▸ **Exercise passage**
These are thin Glide wrappers over the platform-specific runtime probes (GetProcessMemoryInfo on Windows, /proc/self/statm on Linux, Mach task_info on macOS). On an unsupported platform both return -1 — check for it before dividing.
Pair<K, V>
The minimum-viable tuple — Glide has no anonymous tuples yet, so APIs that return two things use this struct. Notably, HashMap::entries surfaces key/value pairs as a *Vector<Pair<string, V>> so callers can iterate without separate keys()/values() snapshots.
pub struct Pair<K, V> {
pub first: K,
pub second: V,
}
| Field | Type | Description |
|---|---|---|
first |
K |
First element. |
second |
V |
Second element. |
Pair::new
pub fn new(first: K, second: V) -> *Pair<K, V>
Builds a heap-allocated Pair. The caller owns the result and is responsible for freeing it. The two type parameters are independent, so a Pair can hold values of different types (Pair<i32, string>), and may even nest (Pair<string, *Pair<i32, i32>>).

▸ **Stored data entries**
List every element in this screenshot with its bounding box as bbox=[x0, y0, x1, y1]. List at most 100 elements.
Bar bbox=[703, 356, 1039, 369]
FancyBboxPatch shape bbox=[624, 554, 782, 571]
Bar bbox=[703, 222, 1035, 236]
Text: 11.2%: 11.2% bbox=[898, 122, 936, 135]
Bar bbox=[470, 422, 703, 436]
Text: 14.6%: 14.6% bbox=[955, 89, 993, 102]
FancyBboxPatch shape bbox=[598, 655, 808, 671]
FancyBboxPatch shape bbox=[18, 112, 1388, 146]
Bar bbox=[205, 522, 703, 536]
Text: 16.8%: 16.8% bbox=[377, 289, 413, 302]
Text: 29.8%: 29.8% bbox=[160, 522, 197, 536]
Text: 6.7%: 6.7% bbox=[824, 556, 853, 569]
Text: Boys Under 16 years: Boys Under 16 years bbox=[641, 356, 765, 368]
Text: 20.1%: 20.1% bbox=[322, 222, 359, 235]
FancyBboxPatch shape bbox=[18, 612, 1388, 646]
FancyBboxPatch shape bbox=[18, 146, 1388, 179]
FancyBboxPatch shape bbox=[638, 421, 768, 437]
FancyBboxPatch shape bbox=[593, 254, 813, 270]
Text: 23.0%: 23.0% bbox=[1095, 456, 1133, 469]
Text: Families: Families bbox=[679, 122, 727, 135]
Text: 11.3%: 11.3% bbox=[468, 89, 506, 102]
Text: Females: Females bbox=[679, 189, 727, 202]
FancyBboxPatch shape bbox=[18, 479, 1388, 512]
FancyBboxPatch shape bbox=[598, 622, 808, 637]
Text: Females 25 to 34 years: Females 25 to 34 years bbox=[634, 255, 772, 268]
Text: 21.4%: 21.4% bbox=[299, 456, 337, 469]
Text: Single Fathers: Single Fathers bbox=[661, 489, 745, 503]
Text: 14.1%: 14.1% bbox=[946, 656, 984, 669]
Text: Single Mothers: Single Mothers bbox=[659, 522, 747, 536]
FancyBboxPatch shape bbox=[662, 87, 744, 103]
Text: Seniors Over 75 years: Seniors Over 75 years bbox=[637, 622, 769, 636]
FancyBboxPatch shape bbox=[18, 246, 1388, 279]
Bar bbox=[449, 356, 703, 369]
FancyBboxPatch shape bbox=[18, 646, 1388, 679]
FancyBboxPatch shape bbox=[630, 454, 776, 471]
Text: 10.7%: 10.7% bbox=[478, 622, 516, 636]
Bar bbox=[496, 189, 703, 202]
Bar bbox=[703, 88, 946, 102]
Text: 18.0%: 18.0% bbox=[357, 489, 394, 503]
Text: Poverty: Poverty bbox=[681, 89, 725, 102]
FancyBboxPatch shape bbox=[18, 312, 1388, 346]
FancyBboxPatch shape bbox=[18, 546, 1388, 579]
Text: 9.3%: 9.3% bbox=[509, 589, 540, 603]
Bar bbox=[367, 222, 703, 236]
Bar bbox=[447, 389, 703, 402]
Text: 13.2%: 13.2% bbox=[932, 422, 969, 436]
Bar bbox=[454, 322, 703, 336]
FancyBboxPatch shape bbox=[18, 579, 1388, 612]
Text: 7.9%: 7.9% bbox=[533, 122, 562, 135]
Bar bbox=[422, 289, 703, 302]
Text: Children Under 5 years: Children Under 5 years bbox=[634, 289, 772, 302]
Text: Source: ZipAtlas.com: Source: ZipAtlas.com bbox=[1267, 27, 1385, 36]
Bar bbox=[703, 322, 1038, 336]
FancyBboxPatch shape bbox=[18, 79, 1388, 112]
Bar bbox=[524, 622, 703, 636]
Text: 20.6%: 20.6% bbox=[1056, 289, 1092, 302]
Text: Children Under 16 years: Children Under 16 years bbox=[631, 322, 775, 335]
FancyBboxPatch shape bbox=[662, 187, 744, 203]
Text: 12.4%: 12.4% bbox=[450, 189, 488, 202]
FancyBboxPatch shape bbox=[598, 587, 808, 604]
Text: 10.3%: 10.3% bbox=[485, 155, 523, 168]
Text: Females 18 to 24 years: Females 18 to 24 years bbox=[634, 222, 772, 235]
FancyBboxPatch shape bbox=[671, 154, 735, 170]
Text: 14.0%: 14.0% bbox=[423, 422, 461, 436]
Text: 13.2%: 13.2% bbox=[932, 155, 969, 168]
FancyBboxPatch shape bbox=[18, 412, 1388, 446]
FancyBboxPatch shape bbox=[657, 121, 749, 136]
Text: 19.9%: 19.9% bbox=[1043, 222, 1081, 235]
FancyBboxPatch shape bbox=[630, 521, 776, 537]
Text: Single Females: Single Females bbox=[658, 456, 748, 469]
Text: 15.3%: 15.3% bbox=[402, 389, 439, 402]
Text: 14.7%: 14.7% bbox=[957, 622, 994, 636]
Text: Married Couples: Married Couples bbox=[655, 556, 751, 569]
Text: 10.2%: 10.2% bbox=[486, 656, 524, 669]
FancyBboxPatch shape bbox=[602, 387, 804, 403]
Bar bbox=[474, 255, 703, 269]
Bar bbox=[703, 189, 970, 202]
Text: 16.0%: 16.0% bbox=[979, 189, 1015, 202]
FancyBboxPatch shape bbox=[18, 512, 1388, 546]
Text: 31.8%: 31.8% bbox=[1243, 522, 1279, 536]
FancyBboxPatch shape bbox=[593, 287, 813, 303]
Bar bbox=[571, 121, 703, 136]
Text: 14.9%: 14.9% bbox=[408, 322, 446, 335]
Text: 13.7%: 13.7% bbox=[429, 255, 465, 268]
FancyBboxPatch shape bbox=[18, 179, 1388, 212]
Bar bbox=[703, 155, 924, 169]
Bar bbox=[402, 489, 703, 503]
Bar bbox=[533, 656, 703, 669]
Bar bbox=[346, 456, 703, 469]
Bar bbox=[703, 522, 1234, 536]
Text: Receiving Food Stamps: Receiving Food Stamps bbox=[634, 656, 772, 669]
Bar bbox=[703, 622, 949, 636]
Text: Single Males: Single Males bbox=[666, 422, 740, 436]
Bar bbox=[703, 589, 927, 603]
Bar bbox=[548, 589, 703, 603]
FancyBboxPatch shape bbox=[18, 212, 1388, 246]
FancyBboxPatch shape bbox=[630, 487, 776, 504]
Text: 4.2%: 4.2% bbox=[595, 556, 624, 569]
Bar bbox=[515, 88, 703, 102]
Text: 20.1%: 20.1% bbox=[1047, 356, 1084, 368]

▸ **Assignment**
Extend the Glide Pair reference by writing what comes after its final sentence.

▸ **Task result**
fn divmod(a: i32, b: i32) -> *Pair<i32, i32> {
let p: *Pair<i32, i32> = malloc(sizeof(Pair<i32, i32>)) as *Pair<i32, i32>;
p.first = a / b;
p.second = a % b;
return p;
}
fn main() -> i32 {
// Pair::new builds heap-allocated; K and V may differ
let p: *Pair<i32, string> = Pair::new(42, "answer");
println!(p.first, p.second); // 42 answer
free(p as *void);
// fields are mutable in place
let q: *Pair<i32, i32> = divmod(17, 5);
println!("17 / 5 =", q.first, "rem", q.second); // 17 / 5 = 3 rem 2
q.first = q.first + 1;
println!("bumped:", q.first); // bumped: 4
free(q as *void);
// pairs nest
let inner: *Pair<i32, i32> = Pair::new(1, 2);
let outer: *Pair<string, *Pair<i32, i32>> = Pair::new("pt", inner);
println!(outer.first, outer.second.first, outer.second.second); // pt 1 2
free(outer.second as *void);
free(outer as *void);
return 0;
}
Internal runtime symbols
The builtins module also exports a set of __glide_* extern fns backing the per-keystroke arena allocator used by the LSP/compiler pipeline:
pub extern fn __glide_palloc(size: i32) -> *void;
pub extern fn __glide_palloc_make() -> *void;
pub extern fn __glide_palloc_free(handle: *void);
pub extern fn __glide_palloc_active() -> i32;
pub extern fn __glide_palloc_get() -> *void;
pub extern fn __glide_palloc_set(a: *void);
pub extern fn __glide_palloc_owns(p: *void) -> i32;
pub extern fn __glide_pfree(p: *void);
pub extern fn __glide_palloc_total_bytes() -> i32;
pub extern fn __glide_palloc_chunks() -> i32;
pub extern fn __glide_proc_rss_mb() -> i32;
pub extern fn __glide_proc_rss_bytes() -> i64;
pub extern fn __glide_panic(msg: string, file: string, line: i32);
__glide_palloc* implement a bump (arena) allocator: every Stmt/Expr/Type/Vector/HashMap allocated while an arena is active comes from chained chunks owned by that arena, and the whole arena is dropped in bulk when the keystroke finishes. Outside the LSP path the active arena is null and __glide_palloc falls back to plain calloc, so build/run/fmt/check keep ordinary heap behaviour.